§ PROBLEM DETAILS
Copy each line of the following material that has the string "next".

[[ RECORDS FOR PROCESSING, beginning ]]

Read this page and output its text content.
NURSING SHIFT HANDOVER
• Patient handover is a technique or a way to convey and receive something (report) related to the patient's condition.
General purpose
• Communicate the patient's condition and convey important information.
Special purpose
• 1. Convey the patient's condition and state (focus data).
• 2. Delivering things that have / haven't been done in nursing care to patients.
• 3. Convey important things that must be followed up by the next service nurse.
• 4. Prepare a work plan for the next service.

[[ RECORDS FOR PROCESSING, end ]]

§ ANSWER BOX
• 3. Convey important things that must be followed up by the next service nurse.
• 4. Prepare a work plan for the next service.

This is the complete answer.